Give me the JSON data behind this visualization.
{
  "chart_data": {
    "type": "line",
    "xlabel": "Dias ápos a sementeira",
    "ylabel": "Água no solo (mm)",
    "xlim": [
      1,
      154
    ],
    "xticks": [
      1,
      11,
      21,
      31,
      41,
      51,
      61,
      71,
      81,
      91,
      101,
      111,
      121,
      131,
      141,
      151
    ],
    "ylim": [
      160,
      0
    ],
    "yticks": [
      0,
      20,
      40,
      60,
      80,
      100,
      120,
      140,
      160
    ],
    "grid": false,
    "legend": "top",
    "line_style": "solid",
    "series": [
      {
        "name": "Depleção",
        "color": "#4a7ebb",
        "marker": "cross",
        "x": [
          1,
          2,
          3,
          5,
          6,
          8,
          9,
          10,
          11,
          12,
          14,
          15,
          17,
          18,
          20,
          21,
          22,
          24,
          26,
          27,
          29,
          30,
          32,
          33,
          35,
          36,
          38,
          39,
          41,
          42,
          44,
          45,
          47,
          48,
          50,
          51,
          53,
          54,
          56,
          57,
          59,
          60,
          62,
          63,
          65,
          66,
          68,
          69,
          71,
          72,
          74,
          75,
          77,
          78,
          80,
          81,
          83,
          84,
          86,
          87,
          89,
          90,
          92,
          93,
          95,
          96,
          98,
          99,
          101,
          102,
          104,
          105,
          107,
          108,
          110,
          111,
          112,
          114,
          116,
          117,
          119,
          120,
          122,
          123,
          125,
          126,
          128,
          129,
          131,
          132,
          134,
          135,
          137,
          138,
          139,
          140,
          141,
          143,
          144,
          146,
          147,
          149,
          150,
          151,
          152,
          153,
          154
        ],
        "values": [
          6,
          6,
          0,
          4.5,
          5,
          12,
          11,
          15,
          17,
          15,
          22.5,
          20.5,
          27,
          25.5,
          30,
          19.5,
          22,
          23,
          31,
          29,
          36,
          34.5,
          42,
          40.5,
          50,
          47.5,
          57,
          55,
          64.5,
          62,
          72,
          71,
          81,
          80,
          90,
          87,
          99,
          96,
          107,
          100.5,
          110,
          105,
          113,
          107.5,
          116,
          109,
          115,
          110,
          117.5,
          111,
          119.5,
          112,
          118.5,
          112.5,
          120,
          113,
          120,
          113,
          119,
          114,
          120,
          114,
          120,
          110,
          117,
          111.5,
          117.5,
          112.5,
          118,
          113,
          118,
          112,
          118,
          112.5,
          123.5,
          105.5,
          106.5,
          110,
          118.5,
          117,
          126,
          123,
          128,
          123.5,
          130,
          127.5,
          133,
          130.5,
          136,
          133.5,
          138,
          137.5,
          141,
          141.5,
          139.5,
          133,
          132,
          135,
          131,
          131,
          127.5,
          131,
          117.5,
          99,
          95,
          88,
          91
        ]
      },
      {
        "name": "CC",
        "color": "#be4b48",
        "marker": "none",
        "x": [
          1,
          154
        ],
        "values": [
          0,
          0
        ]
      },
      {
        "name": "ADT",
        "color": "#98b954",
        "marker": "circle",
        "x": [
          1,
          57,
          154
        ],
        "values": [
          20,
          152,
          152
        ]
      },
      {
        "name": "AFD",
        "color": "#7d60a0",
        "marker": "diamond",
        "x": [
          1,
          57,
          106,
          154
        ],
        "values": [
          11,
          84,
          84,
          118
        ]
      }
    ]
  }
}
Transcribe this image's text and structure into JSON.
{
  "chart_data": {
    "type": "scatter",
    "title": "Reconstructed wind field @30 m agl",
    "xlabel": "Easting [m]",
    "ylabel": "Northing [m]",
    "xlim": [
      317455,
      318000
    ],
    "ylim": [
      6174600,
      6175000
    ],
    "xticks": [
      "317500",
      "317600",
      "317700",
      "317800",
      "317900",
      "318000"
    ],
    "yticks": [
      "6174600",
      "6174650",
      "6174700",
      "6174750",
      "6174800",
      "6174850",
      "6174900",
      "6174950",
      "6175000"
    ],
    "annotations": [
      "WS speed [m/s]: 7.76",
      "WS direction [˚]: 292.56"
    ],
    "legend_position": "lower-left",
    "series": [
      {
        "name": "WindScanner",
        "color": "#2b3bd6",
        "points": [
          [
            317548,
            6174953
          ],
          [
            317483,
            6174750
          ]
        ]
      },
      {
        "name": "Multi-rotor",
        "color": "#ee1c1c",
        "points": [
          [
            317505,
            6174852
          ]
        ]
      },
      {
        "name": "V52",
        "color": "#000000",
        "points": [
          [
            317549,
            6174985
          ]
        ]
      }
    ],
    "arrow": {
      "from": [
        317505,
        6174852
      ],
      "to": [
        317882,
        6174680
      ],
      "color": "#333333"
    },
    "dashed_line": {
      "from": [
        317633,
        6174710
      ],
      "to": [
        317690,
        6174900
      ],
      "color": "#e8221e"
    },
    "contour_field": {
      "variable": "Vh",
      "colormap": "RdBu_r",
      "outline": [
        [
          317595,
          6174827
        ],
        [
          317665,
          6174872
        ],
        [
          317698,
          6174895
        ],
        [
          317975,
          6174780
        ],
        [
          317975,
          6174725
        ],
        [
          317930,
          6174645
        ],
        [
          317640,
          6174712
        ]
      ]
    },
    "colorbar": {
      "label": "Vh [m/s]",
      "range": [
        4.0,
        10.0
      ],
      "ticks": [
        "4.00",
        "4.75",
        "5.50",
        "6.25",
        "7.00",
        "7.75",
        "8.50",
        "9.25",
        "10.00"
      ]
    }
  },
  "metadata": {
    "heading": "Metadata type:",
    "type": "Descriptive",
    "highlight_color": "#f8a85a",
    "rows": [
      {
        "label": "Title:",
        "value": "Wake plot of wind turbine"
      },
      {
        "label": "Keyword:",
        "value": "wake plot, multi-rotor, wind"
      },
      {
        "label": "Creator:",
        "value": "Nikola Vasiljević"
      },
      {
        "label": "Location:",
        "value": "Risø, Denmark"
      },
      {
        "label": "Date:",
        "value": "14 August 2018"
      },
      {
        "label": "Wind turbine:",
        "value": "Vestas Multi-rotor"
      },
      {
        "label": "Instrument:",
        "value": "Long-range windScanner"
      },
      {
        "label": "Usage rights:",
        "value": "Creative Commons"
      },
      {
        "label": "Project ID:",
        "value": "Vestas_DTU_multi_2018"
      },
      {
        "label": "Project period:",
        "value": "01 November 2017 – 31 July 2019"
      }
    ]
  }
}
____
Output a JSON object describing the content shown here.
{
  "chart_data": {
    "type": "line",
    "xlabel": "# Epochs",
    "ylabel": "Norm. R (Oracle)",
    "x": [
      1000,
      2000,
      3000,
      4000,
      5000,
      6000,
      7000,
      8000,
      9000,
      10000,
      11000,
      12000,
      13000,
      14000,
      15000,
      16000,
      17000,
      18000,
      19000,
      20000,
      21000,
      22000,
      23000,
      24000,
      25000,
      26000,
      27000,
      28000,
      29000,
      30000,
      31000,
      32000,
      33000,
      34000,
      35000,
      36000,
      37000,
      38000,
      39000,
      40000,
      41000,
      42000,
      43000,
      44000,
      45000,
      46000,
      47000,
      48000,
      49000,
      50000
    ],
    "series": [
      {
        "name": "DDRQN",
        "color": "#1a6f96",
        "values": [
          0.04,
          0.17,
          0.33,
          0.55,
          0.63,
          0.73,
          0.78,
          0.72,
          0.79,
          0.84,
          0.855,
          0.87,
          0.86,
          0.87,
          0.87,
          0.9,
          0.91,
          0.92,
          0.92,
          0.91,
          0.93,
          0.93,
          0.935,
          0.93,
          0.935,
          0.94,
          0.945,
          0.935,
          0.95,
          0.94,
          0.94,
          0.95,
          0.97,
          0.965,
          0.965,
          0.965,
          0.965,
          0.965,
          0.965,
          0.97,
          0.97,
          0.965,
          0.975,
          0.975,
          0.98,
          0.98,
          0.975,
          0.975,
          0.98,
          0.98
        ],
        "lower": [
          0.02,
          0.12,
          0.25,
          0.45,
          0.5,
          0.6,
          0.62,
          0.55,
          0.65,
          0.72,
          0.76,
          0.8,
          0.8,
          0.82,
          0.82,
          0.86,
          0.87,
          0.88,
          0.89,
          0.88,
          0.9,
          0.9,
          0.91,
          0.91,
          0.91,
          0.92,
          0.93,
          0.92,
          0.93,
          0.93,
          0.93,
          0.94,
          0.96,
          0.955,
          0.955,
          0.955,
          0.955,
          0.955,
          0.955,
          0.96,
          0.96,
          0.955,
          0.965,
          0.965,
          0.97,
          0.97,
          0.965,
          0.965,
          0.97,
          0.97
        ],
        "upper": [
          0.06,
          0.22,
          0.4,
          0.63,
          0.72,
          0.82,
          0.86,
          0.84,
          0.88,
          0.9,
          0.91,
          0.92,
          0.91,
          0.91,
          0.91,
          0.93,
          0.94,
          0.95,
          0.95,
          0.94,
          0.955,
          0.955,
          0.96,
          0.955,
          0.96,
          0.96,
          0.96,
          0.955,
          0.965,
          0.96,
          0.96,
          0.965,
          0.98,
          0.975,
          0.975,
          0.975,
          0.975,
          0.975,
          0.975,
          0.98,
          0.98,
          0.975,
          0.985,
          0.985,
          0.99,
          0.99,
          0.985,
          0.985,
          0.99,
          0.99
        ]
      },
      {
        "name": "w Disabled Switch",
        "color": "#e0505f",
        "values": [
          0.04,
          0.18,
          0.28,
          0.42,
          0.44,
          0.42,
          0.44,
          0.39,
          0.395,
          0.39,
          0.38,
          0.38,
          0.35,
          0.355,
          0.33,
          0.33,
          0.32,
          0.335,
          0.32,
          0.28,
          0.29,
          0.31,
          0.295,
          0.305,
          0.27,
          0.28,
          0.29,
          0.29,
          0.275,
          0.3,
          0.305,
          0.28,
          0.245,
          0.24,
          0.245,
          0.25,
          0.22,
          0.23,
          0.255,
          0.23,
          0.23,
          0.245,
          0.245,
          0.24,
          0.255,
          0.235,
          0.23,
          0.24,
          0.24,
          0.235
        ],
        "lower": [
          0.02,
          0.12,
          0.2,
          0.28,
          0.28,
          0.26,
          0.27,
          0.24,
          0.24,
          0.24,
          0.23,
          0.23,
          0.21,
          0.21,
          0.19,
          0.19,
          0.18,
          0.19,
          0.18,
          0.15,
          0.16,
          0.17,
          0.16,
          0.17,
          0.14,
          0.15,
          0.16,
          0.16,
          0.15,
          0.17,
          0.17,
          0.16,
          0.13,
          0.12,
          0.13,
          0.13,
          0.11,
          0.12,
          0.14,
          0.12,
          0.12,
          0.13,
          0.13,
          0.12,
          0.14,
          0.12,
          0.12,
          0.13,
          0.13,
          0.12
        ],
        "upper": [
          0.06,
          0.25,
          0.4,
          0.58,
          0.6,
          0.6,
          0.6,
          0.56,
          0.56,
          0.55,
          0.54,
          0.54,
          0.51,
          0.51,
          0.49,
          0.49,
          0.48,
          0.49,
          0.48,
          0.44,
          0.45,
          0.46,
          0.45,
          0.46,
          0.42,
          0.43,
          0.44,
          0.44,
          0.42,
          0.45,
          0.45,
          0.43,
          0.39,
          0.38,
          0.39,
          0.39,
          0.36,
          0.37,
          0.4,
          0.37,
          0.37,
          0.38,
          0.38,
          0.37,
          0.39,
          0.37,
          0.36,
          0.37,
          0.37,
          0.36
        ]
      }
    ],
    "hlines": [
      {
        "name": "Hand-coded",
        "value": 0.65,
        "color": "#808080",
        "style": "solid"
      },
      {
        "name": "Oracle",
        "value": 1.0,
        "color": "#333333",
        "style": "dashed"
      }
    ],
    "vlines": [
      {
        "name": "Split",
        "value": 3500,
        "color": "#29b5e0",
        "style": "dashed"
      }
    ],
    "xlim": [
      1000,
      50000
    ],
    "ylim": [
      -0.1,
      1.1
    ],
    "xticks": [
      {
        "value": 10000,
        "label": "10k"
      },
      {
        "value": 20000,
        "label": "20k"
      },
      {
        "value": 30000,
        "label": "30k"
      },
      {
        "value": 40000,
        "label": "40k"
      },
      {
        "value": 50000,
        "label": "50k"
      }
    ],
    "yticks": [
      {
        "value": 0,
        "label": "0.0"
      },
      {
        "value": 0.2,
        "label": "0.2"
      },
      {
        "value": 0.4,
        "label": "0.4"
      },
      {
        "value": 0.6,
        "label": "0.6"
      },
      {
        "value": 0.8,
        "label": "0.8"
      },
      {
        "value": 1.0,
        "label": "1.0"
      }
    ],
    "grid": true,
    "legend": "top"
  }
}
____
DIRECTIVE: Pull out all lines containing the word "rotor" from the entries above.

SOLUTION FOR THIS EXERCISE:
        "name": "Multi-rotor",
        "value": "wake plot, multi-rotor, wind"
        "value": "Vestas Multi-rotor"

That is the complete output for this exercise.